⟨

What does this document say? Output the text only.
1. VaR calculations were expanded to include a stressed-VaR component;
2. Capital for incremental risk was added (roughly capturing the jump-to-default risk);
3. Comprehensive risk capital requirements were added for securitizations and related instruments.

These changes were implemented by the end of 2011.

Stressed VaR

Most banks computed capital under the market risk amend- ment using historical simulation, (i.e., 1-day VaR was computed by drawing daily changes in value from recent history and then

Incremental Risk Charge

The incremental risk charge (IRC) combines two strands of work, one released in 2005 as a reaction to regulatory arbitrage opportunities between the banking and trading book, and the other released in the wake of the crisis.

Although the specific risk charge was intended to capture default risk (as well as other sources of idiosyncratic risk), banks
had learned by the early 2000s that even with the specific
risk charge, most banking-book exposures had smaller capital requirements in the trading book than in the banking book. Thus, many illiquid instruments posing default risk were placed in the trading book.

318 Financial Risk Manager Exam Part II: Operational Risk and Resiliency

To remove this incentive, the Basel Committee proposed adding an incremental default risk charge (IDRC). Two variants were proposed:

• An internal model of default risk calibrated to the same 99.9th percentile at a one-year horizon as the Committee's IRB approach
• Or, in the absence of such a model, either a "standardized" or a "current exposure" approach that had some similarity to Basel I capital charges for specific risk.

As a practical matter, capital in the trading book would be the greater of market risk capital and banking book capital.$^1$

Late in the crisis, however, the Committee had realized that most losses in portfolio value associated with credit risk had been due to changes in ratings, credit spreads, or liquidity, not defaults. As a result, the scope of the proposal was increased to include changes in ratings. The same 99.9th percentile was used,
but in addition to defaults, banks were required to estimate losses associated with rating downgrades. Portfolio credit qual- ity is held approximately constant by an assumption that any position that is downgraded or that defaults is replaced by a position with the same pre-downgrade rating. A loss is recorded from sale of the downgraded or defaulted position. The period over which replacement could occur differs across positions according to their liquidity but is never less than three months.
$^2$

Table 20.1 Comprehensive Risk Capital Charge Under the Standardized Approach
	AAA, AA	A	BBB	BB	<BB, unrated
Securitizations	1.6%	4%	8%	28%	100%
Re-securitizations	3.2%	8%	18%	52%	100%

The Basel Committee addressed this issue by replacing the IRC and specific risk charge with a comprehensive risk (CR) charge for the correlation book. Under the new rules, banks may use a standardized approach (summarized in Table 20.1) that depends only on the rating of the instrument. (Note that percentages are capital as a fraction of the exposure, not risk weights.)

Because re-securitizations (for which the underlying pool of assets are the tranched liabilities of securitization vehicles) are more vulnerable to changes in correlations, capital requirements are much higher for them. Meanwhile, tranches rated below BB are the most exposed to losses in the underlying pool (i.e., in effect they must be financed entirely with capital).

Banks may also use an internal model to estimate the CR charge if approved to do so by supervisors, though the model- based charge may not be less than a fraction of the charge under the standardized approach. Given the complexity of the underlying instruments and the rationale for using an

⟩

**Given instruction**
Pull out all lines in the data above that include "other".

**Reply**
The incremental risk charge (IRC) combines two strands of work, one released in 2005 as a reaction to regulatory arbitrage opportunities between the banking and trading book, and the other released in the wake of the crisis.
Although the specific risk charge was intended to capture default risk (as well as other sources of idiosyncratic risk), banks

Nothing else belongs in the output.